Collected data entries:
• • • • •

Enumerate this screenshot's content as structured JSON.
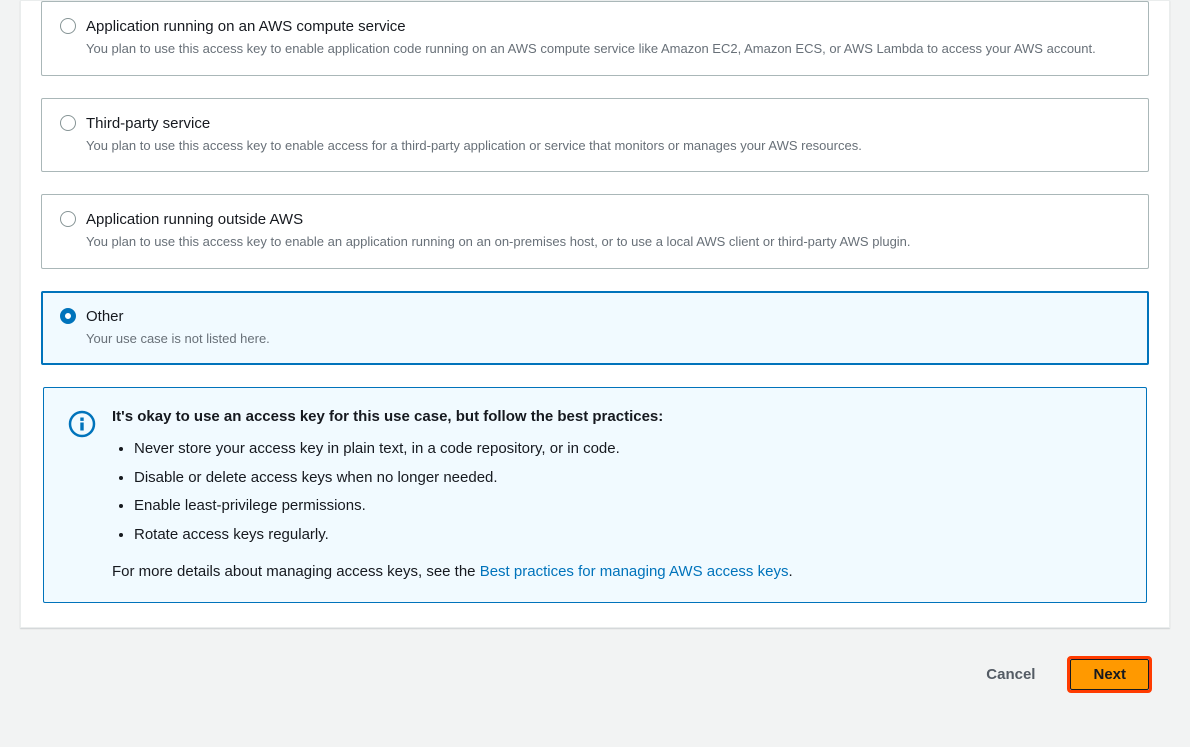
{
  "options": [
    {
      "title": "Application running on an AWS compute service",
      "desc": "You plan to use this access key to enable application code running on an AWS compute service like Amazon EC2, Amazon ECS, or AWS Lambda to access your AWS account.",
      "selected": false
    },
    {
      "title": "Third-party service",
      "desc": "You plan to use this access key to enable access for a third-party application or service that monitors or manages your AWS resources.",
      "selected": false
    },
    {
      "title": "Application running outside AWS",
      "desc": "You plan to use this access key to enable an application running on an on-premises host, or to use a local AWS client or third-party AWS plugin.",
      "selected": false
    },
    {
      "title": "Other",
      "desc": "Your use case is not listed here.",
      "selected": true
    }
  ],
  "info": {
    "title": "It's okay to use an access key for this use case, but follow the best practices:",
    "items": [
      "Never store your access key in plain text, in a code repository, or in code.",
      "Disable or delete access keys when no longer needed.",
      "Enable least-privilege permissions.",
      "Rotate access keys regularly."
    ],
    "footer_prefix": "For more details about managing access keys, see the ",
    "footer_link": "Best practices for managing AWS access keys",
    "footer_suffix": "."
  },
  "footer": {
    "cancel": "Cancel",
    "next": "Next"
  }
}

• • • • •

# [EXERCISE BRIEF]
From the records, copy every line that has the string "practices" in it.

# [ANSWER TO THE PROBLEM]
    "title": "It's okay to use an access key for this use case, but follow the best practices:",
    "footer_link": "Best practices for managing AWS access keys",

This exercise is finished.